>> START DATA FOR THE TASK

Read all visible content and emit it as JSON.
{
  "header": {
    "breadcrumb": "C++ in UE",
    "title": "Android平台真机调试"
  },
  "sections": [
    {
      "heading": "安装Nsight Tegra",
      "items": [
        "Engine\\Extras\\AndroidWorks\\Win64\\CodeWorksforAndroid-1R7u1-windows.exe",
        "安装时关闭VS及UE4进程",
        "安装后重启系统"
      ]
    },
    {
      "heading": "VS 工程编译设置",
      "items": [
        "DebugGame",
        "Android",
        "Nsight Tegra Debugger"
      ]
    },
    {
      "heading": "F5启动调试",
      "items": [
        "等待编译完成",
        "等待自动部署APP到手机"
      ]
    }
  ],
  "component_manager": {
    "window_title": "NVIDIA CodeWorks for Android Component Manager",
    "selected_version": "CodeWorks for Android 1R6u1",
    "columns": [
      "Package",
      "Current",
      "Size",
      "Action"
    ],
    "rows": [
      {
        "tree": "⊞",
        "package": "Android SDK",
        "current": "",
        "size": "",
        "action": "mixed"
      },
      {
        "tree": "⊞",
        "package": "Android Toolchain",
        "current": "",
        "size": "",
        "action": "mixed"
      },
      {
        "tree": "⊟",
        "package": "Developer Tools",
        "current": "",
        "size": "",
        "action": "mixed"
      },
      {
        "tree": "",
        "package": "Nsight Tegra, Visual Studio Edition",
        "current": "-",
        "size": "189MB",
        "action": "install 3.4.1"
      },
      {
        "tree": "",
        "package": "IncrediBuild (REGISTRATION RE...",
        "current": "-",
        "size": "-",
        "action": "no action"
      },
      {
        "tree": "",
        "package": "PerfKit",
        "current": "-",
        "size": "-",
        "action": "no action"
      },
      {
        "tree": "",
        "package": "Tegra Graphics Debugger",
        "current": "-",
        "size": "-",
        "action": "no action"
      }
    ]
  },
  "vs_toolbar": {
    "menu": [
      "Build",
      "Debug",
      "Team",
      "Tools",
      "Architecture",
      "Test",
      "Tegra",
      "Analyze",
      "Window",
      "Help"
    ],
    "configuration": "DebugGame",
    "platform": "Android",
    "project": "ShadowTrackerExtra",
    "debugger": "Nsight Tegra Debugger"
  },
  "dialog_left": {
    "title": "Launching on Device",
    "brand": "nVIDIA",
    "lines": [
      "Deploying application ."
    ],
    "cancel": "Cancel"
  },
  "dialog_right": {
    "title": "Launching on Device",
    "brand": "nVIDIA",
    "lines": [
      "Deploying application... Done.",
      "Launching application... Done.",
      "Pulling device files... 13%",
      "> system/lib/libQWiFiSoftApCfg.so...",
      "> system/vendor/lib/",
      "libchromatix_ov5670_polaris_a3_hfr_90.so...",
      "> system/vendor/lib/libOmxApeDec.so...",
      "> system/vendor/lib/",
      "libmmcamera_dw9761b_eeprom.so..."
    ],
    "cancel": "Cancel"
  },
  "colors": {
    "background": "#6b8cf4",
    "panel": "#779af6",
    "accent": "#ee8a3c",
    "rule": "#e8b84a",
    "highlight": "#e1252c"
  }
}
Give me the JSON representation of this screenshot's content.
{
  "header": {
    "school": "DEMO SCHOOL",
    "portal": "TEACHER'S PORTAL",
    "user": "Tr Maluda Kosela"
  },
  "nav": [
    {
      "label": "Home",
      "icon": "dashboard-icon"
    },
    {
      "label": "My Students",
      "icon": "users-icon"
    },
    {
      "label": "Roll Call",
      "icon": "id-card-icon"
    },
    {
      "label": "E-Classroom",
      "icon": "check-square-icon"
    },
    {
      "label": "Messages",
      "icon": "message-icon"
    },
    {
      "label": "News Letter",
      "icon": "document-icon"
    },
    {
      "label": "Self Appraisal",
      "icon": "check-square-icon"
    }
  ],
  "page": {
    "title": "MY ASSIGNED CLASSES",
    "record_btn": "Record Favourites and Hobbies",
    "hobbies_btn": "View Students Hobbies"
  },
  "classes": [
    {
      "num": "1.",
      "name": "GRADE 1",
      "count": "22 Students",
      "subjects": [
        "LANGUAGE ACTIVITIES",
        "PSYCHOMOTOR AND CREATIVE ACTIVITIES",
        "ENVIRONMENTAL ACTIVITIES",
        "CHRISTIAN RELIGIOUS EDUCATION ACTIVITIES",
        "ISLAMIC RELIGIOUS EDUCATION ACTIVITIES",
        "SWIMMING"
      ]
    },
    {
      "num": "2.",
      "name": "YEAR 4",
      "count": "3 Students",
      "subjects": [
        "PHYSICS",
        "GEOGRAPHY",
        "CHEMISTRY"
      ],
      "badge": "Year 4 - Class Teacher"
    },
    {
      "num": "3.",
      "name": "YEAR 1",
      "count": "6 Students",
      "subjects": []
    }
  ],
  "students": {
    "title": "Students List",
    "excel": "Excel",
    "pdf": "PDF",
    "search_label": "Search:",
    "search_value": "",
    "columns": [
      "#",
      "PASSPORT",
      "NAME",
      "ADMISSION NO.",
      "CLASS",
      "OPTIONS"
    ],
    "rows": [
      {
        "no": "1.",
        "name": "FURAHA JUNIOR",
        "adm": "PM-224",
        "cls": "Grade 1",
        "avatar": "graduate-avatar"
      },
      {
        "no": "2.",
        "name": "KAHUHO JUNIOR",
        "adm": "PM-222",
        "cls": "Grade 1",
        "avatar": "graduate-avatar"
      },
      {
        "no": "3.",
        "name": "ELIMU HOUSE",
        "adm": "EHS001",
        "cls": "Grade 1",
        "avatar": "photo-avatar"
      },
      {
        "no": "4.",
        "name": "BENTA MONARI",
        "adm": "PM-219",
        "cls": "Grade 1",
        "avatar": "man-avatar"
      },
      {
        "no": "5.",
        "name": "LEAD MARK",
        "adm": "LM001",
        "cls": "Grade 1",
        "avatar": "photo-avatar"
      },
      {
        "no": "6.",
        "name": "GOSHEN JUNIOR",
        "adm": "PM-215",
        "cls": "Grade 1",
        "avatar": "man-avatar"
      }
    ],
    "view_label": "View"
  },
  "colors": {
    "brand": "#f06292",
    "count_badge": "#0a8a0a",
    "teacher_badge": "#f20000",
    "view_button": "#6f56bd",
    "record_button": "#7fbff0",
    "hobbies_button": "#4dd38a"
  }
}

>> END DATA FOR THE TASK

> _YOUR OBJECTIVE_
Reproduce the complete set of lines precisely as supplied.

> _PROBLEM SOLUTION_
Read all visible content and emit it as JSON.
{
  "header": {
    "breadcrumb": "C++ in UE",
    "title": "Android平台真机调试"
  },
  "sections": [
    {
      "heading": "安装Nsight Tegra",
      "items": [
        "Engine\\Extras\\AndroidWorks\\Win64\\CodeWorksforAndroid-1R7u1-windows.exe",
        "安装时关闭VS及UE4进程",
        "安装后重启系统"
      ]
    },
    {
      "heading": "VS 工程编译设置",
      "items": [
        "DebugGame",
        "Android",
        "Nsight Tegra Debugger"
      ]
    },
    {
      "heading": "F5启动调试",
      "items": [
        "等待编译完成",
        "等待自动部署APP到手机"
      ]
    }
  ],
  "component_manager": {
    "window_title": "NVIDIA CodeWorks for Android Component Manager",
    "selected_version": "CodeWorks for Android 1R6u1",
    "columns": [
      "Package",
      "Current",
      "Size",
      "Action"
    ],
    "rows": [
      {
        "tree": "⊞",
        "package": "Android SDK",
        "current": "",
        "size": "",
        "action": "mixed"
      },
      {
        "tree": "⊞",
        "package": "Android Toolchain",
        "current": "",
        "size": "",
        "action": "mixed"
      },
      {
        "tree": "⊟",
        "package": "Developer Tools",
        "current": "",
        "size": "",
        "action": "mixed"
      },
      {
        "tree": "",
        "package": "Nsight Tegra, Visual Studio Edition",
        "current": "-",
        "size": "189MB",
        "action": "install 3.4.1"
      },
      {
        "tree": "",
        "package": "IncrediBuild (REGISTRATION RE...",
        "current": "-",
        "size": "-",
        "action": "no action"
      },
      {
        "tree": "",
        "package": "PerfKit",
        "current": "-",
        "size": "-",
        "action": "no action"
      },
      {
        "tree": "",
        "package": "Tegra Graphics Debugger",
        "current": "-",
        "size": "-",
        "action": "no action"
      }
    ]
  },
  "vs_toolbar": {
    "menu": [
      "Build",
      "Debug",
      "Team",
      "Tools",
      "Architecture",
      "Test",
      "Tegra",
      "Analyze",
      "Window",
      "Help"
    ],
    "configuration": "DebugGame",
    "platform": "Android",
    "project": "ShadowTrackerExtra",
    "debugger": "Nsight Tegra Debugger"
  },
  "dialog_left": {
    "title": "Launching on Device",
    "brand": "nVIDIA",
    "lines": [
      "Deploying application ."
    ],
    "cancel": "Cancel"
  },
  "dialog_right": {
    "title": "Launching on Device",
    "brand": "nVIDIA",
    "lines": [
      "Deploying application... Done.",
      "Launching application... Done.",
      "Pulling device files... 13%",
      "> system/lib/libQWiFiSoftApCfg.so...",
      "> system/vendor/lib/",
      "libchromatix_ov5670_polaris_a3_hfr_90.so...",
      "> system/vendor/lib/libOmxApeDec.so...",
      "> system/vendor/lib/",
      "libmmcamera_dw9761b_eeprom.so..."
    ],
    "cancel": "Cancel"
  },
  "colors": {
    "background": "#6b8cf4",
    "panel": "#779af6",
    "accent": "#ee8a3c",
    "rule": "#e8b84a",
    "highlight": "#e1252c"
  }
}
Give me the JSON representation of this screenshot's content.
{
  "header": {
    "school": "DEMO SCHOOL",
    "portal": "TEACHER'S PORTAL",
    "user": "Tr Maluda Kosela"
  },
  "nav": [
    {
      "label": "Home",
      "icon": "dashboard-icon"
    },
    {
      "label": "My Students",
      "icon": "users-icon"
    },
    {
      "label": "Roll Call",
      "icon": "id-card-icon"
    },
    {
      "label": "E-Classroom",
      "icon": "check-square-icon"
    },
    {
      "label": "Messages",
      "icon": "message-icon"
    },
    {
      "label": "News Letter",
      "icon": "document-icon"
    },
    {
      "label": "Self Appraisal",
      "icon": "check-square-icon"
    }
  ],
  "page": {
    "title": "MY ASSIGNED CLASSES",
    "record_btn": "Record Favourites and Hobbies",
    "hobbies_btn": "View Students Hobbies"
  },
  "classes": [
    {
      "num": "1.",
      "name": "GRADE 1",
      "count": "22 Students",
      "subjects": [
        "LANGUAGE ACTIVITIES",
        "PSYCHOMOTOR AND CREATIVE ACTIVITIES",
        "ENVIRONMENTAL ACTIVITIES",
        "CHRISTIAN RELIGIOUS EDUCATION ACTIVITIES",
        "ISLAMIC RELIGIOUS EDUCATION ACTIVITIES",
        "SWIMMING"
      ]
    },
    {
      "num": "2.",
      "name": "YEAR 4",
      "count": "3 Students",
      "subjects": [
        "PHYSICS",
        "GEOGRAPHY",
        "CHEMISTRY"
      ],
      "badge": "Year 4 - Class Teacher"
    },
    {
      "num": "3.",
      "name": "YEAR 1",
      "count": "6 Students",
      "subjects": []
    }
  ],
  "students": {
    "title": "Students List",
    "excel": "Excel",
    "pdf": "PDF",
    "search_label": "Search:",
    "search_value": "",
    "columns": [
      "#",
      "PASSPORT",
      "NAME",
      "ADMISSION NO.",
      "CLASS",
      "OPTIONS"
    ],
    "rows": [
      {
        "no": "1.",
        "name": "FURAHA JUNIOR",
        "adm": "PM-224",
        "cls": "Grade 1",
        "avatar": "graduate-avatar"
      },
      {
        "no": "2.",
        "name": "KAHUHO JUNIOR",
        "adm": "PM-222",
        "cls": "Grade 1",
        "avatar": "graduate-avatar"
      },
      {
        "no": "3.",
        "name": "ELIMU HOUSE",
        "adm": "EHS001",
        "cls": "Grade 1",
        "avatar": "photo-avatar"
      },
      {
        "no": "4.",
        "name": "BENTA MONARI",
        "adm": "PM-219",
        "cls": "Grade 1",
        "avatar": "man-avatar"
      },
      {
        "no": "5.",
        "name": "LEAD MARK",
        "adm": "LM001",
        "cls": "Grade 1",
        "avatar": "photo-avatar"
      },
      {
        "no": "6.",
        "name": "GOSHEN JUNIOR",
        "adm": "PM-215",
        "cls": "Grade 1",
        "avatar": "man-avatar"
      }
    ],
    "view_label": "View"
  },
  "colors": {
    "brand": "#f06292",
    "count_badge": "#0a8a0a",
    "teacher_badge": "#f20000",
    "view_button": "#6f56bd",
    "record_button": "#7fbff0",
    "hobbies_button": "#4dd38a"
  }
}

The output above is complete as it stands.